-- Start Material --

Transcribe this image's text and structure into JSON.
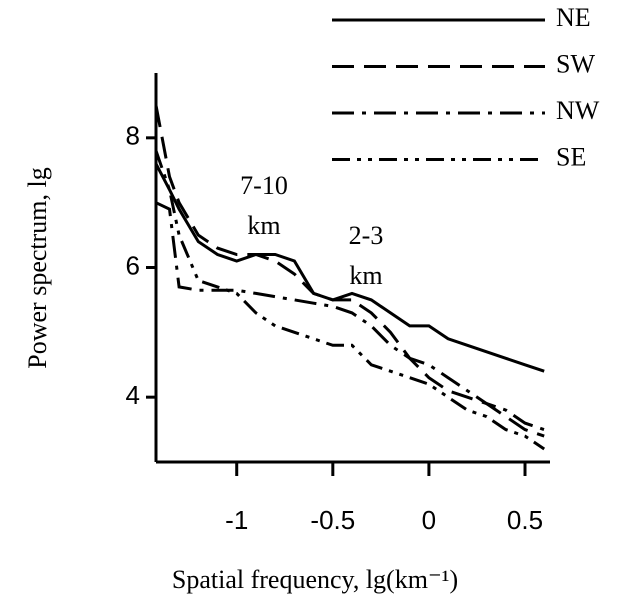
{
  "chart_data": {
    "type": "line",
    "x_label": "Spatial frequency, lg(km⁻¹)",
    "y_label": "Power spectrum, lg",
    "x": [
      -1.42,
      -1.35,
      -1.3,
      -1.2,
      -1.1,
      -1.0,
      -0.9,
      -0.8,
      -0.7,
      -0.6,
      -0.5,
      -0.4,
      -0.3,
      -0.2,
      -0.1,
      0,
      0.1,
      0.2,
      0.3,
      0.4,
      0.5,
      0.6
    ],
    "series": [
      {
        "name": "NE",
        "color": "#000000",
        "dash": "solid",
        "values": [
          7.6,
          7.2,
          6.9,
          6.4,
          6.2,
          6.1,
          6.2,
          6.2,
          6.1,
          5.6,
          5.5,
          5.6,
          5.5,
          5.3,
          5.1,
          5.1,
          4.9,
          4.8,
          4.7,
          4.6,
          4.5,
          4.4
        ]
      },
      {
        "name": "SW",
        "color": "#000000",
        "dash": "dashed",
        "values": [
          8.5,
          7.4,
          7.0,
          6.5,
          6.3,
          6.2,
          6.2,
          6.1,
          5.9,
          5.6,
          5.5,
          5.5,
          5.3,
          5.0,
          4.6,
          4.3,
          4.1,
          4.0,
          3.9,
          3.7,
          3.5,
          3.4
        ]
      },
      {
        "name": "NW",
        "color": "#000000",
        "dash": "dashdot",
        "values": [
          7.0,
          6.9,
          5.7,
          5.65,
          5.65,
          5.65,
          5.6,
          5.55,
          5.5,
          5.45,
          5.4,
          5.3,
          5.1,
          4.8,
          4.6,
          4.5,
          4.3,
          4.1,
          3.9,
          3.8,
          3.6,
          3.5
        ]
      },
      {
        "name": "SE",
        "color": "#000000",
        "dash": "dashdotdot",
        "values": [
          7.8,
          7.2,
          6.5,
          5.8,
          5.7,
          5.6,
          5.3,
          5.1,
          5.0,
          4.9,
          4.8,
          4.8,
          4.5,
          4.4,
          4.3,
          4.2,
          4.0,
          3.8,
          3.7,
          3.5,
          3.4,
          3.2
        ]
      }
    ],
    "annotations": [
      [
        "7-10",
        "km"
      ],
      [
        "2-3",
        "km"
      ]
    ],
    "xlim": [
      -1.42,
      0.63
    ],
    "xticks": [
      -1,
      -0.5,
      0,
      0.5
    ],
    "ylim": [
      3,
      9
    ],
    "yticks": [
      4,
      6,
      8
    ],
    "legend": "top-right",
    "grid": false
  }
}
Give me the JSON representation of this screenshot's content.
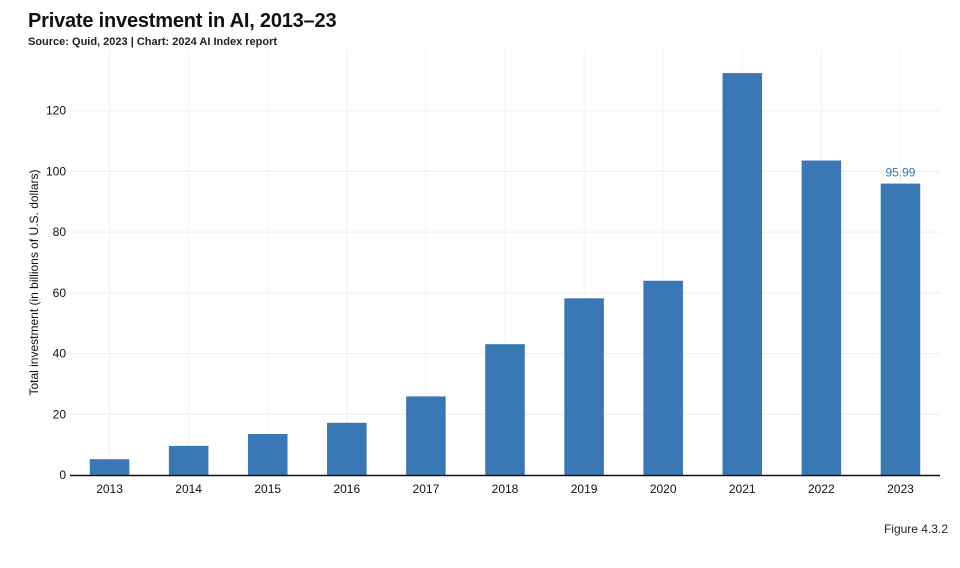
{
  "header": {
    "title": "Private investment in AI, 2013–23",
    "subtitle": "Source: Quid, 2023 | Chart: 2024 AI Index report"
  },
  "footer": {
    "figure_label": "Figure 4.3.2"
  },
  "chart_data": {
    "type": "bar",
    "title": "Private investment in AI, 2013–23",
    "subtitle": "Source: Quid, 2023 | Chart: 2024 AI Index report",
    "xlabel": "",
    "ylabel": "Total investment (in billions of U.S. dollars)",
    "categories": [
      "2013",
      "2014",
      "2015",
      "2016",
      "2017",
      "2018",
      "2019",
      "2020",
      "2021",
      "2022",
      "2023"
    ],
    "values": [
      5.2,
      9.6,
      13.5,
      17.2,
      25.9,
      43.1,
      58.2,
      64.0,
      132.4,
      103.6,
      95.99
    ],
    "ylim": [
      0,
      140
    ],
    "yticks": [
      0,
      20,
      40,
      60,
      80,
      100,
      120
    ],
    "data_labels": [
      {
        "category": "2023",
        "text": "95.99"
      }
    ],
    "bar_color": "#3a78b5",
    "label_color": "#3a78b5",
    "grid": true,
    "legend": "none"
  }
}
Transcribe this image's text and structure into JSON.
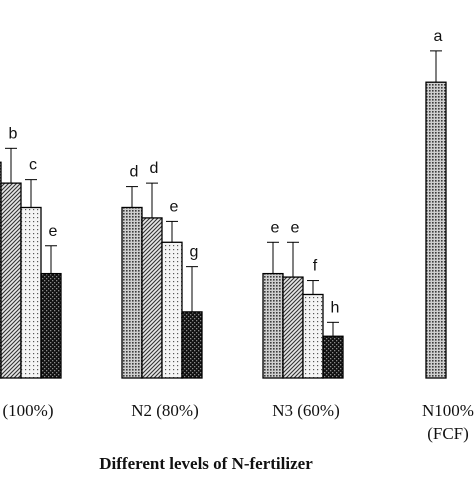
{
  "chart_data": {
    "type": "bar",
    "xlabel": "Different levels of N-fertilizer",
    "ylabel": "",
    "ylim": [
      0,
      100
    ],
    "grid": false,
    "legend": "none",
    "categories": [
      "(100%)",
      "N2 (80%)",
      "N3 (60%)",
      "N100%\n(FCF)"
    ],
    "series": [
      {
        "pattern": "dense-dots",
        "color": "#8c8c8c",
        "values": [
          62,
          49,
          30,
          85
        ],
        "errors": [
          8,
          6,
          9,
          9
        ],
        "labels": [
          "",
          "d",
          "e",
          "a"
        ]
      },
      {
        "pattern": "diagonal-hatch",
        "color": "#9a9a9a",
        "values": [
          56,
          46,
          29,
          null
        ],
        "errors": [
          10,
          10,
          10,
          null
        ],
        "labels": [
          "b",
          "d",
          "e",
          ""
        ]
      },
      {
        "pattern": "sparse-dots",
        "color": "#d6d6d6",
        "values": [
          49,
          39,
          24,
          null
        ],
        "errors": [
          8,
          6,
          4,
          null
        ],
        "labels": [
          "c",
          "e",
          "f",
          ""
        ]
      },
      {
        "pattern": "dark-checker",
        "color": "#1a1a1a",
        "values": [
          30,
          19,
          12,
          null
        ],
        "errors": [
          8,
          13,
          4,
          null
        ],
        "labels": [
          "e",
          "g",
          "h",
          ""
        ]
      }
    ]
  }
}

-- End Material --

[What is asked]:
Reproduce the entries exactly. Do not carry over any picture.

[The result]:
Transcribe this image's text and structure into JSON.
{
  "chart_data": {
    "type": "line",
    "x_label": "Spatial frequency, lg(km⁻¹)",
    "y_label": "Power spectrum, lg",
    "x": [
      -1.42,
      -1.35,
      -1.3,
      -1.2,
      -1.1,
      -1.0,
      -0.9,
      -0.8,
      -0.7,
      -0.6,
      -0.5,
      -0.4,
      -0.3,
      -0.2,
      -0.1,
      0,
      0.1,
      0.2,
      0.3,
      0.4,
      0.5,
      0.6
    ],
    "series": [
      {
        "name": "NE",
        "color": "#000000",
        "dash": "solid",
        "values": [
          7.6,
          7.2,
          6.9,
          6.4,
          6.2,
          6.1,
          6.2,
          6.2,
          6.1,
          5.6,
          5.5,
          5.6,
          5.5,
          5.3,
          5.1,
          5.1,
          4.9,
          4.8,
          4.7,
          4.6,
          4.5,
          4.4
        ]
      },
      {
        "name": "SW",
        "color": "#000000",
        "dash": "dashed",
        "values": [
          8.5,
          7.4,
          7.0,
          6.5,
          6.3,
          6.2,
          6.2,
          6.1,
          5.9,
          5.6,
          5.5,
          5.5,
          5.3,
          5.0,
          4.6,
          4.3,
          4.1,
          4.0,
          3.9,
          3.7,
          3.5,
          3.4
        ]
      },
      {
        "name": "NW",
        "color": "#000000",
        "dash": "dashdot",
        "values": [
          7.0,
          6.9,
          5.7,
          5.65,
          5.65,
          5.65,
          5.6,
          5.55,
          5.5,
          5.45,
          5.4,
          5.3,
          5.1,
          4.8,
          4.6,
          4.5,
          4.3,
          4.1,
          3.9,
          3.8,
          3.6,
          3.5
        ]
      },
      {
        "name": "SE",
        "color": "#000000",
        "dash": "dashdotdot",
        "values": [
          7.8,
          7.2,
          6.5,
          5.8,
          5.7,
          5.6,
          5.3,
          5.1,
          5.0,
          4.9,
          4.8,
          4.8,
          4.5,
          4.4,
          4.3,
          4.2,
          4.0,
          3.8,
          3.7,
          3.5,
          3.4,
          3.2
        ]
      }
    ],
    "annotations": [
      [
        "7-10",
        "km"
      ],
      [
        "2-3",
        "km"
      ]
    ],
    "xlim": [
      -1.42,
      0.63
    ],
    "xticks": [
      -1,
      -0.5,
      0,
      0.5
    ],
    "ylim": [
      3,
      9
    ],
    "yticks": [
      4,
      6,
      8
    ],
    "legend": "top-right",
    "grid": false
  }
}
Give me the JSON representation of this screenshot's content.
{
  "header": {
    "title": "Private investment in AI, 2013–23",
    "subtitle": "Source: Quid, 2023 | Chart: 2024 AI Index report"
  },
  "footer": {
    "figure_label": "Figure 4.3.2"
  },
  "chart_data": {
    "type": "bar",
    "title": "Private investment in AI, 2013–23",
    "subtitle": "Source: Quid, 2023 | Chart: 2024 AI Index report",
    "xlabel": "",
    "ylabel": "Total investment (in billions of U.S. dollars)",
    "categories": [
      "2013",
      "2014",
      "2015",
      "2016",
      "2017",
      "2018",
      "2019",
      "2020",
      "2021",
      "2022",
      "2023"
    ],
    "values": [
      5.2,
      9.6,
      13.5,
      17.2,
      25.9,
      43.1,
      58.2,
      64.0,
      132.4,
      103.6,
      95.99
    ],
    "ylim": [
      0,
      140
    ],
    "yticks": [
      0,
      20,
      40,
      60,
      80,
      100,
      120
    ],
    "data_labels": [
      {
        "category": "2023",
        "text": "95.99"
      }
    ],
    "bar_color": "#3a78b5",
    "label_color": "#3a78b5",
    "grid": true,
    "legend": "none"
  }
}
Transcribe this image's text and structure into JSON.
{
  "chart_data": {
    "type": "bar",
    "xlabel": "Different levels of N-fertilizer",
    "ylabel": "",
    "ylim": [
      0,
      100
    ],
    "grid": false,
    "legend": "none",
    "categories": [
      "(100%)",
      "N2 (80%)",
      "N3 (60%)",
      "N100%\n(FCF)"
    ],
    "series": [
      {
        "pattern": "dense-dots",
        "color": "#8c8c8c",
        "values": [
          62,
          49,
          30,
          85
        ],
        "errors": [
          8,
          6,
          9,
          9
        ],
        "labels": [
          "",
          "d",
          "e",
          "a"
        ]
      },
      {
        "pattern": "diagonal-hatch",
        "color": "#9a9a9a",
        "values": [
          56,
          46,
          29,
          null
        ],
        "errors": [
          10,
          10,
          10,
          null
        ],
        "labels": [
          "b",
          "d",
          "e",
          ""
        ]
      },
      {
        "pattern": "sparse-dots",
        "color": "#d6d6d6",
        "values": [
          49,
          39,
          24,
          null
        ],
        "errors": [
          8,
          6,
          4,
          null
        ],
        "labels": [
          "c",
          "e",
          "f",
          ""
        ]
      },
      {
        "pattern": "dark-checker",
        "color": "#1a1a1a",
        "values": [
          30,
          19,
          12,
          null
        ],
        "errors": [
          8,
          13,
          4,
          null
        ],
        "labels": [
          "e",
          "g",
          "h",
          ""
        ]
      }
    ]
  }
}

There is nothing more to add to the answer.